What the exercise asks: Extract every line where the string "skill" appears.

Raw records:
* * * * * * *
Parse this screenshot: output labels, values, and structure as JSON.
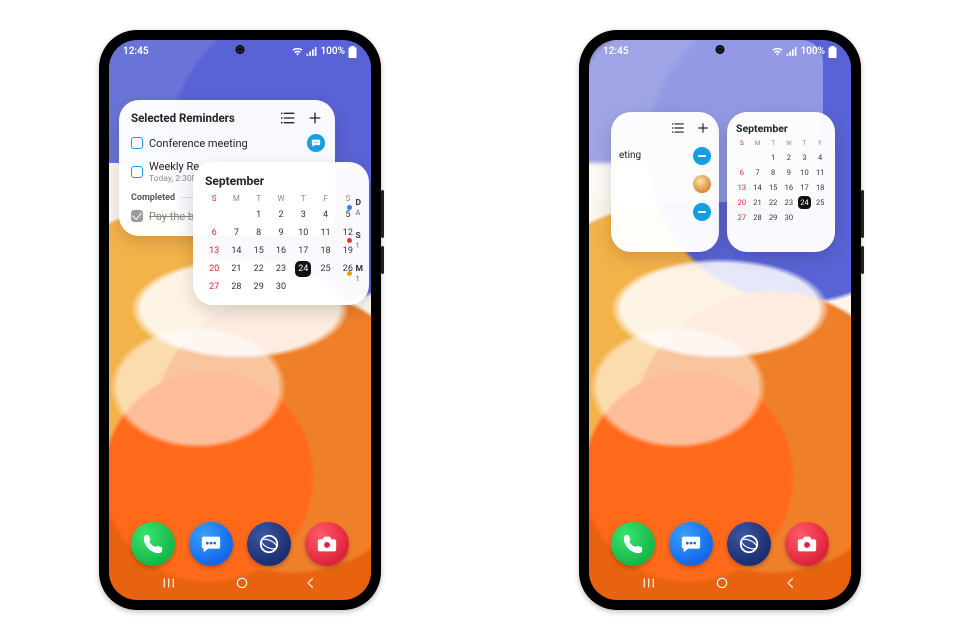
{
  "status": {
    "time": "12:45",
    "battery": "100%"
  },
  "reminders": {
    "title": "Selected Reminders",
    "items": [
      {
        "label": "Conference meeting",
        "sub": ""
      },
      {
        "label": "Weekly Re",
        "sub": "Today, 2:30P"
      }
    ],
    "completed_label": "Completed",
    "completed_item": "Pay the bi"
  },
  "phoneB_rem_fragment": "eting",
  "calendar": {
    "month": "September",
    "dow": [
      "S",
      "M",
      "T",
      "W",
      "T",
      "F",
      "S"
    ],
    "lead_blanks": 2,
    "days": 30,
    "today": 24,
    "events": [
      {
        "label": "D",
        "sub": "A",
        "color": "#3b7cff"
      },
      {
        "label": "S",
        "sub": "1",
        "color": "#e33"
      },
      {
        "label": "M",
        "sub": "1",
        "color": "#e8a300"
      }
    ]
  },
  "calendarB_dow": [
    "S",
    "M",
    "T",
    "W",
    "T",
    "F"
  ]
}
* * * * * * *
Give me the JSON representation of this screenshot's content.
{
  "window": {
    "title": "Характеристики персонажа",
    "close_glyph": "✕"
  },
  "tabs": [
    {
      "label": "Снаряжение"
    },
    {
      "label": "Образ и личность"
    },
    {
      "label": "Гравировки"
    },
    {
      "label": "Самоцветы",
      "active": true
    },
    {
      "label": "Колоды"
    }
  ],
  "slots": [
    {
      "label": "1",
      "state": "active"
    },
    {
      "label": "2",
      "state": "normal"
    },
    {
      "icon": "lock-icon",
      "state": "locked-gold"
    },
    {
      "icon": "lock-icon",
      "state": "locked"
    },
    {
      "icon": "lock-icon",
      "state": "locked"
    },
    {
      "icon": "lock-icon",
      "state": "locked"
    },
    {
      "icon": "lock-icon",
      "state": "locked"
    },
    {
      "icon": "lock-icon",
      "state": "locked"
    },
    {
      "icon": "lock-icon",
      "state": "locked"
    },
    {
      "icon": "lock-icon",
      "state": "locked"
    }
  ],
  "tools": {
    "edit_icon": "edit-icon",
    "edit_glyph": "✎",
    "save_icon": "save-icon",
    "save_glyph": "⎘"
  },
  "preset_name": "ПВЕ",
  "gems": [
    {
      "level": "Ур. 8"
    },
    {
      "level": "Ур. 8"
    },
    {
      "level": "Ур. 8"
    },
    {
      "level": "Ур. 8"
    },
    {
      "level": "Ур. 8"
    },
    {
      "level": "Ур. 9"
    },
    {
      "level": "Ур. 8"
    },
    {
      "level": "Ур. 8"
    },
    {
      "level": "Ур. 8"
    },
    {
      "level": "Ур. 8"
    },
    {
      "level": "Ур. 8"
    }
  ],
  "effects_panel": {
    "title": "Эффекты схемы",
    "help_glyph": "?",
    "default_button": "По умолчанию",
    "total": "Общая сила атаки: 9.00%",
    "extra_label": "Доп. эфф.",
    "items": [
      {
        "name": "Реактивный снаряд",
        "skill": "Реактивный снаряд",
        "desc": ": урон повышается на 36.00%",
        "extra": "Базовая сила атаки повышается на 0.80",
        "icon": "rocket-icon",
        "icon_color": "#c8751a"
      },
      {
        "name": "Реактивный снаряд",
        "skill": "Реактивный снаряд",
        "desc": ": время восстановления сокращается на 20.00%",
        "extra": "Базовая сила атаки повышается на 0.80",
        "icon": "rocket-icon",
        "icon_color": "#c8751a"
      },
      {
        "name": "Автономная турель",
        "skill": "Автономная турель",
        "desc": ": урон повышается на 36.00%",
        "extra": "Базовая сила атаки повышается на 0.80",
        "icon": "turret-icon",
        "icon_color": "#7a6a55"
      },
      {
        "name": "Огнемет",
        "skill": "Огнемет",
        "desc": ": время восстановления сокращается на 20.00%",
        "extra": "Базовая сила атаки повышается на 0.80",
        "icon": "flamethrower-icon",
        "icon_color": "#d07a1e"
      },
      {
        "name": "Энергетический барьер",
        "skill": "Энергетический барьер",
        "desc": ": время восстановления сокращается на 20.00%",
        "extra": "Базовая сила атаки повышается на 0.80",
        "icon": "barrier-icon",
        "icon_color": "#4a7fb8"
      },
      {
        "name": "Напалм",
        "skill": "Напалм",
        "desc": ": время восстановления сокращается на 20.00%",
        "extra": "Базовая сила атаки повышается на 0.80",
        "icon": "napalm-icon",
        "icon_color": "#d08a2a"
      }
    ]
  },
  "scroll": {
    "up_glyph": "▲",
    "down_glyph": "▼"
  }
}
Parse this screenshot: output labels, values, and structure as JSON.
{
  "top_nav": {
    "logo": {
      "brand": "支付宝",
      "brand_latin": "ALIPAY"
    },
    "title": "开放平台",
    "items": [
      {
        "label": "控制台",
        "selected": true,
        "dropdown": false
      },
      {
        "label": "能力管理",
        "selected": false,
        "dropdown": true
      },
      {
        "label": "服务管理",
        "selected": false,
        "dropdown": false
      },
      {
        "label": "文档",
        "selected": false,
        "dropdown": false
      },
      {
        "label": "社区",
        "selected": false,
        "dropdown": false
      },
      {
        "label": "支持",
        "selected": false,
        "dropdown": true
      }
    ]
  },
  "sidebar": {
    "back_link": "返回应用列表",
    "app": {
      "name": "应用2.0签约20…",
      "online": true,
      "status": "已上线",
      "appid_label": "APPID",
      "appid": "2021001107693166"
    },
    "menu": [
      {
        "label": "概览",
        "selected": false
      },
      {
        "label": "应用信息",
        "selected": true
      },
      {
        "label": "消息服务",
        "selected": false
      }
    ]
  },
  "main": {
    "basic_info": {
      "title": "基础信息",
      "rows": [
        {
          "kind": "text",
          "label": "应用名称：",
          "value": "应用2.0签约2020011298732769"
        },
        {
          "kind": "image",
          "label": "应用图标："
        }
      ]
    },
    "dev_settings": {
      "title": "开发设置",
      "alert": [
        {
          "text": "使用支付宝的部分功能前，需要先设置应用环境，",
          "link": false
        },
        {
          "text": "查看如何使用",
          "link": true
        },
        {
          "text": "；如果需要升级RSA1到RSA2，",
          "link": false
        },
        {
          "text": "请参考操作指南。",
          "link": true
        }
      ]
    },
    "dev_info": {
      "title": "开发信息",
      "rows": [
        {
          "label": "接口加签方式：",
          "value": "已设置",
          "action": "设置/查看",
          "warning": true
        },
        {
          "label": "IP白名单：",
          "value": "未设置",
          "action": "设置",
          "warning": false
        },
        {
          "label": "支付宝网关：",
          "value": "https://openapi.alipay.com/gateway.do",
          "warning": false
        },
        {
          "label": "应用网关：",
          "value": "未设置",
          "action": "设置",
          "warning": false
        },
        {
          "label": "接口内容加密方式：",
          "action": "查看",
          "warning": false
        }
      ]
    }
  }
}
* * * * * * *
Output:
        "skill": "Реактивный снаряд",
        "skill": "Реактивный снаряд",
        "skill": "Автономная турель",
        "skill": "Огнемет",
        "skill": "Энергетический барьер",
        "skill": "Напалм",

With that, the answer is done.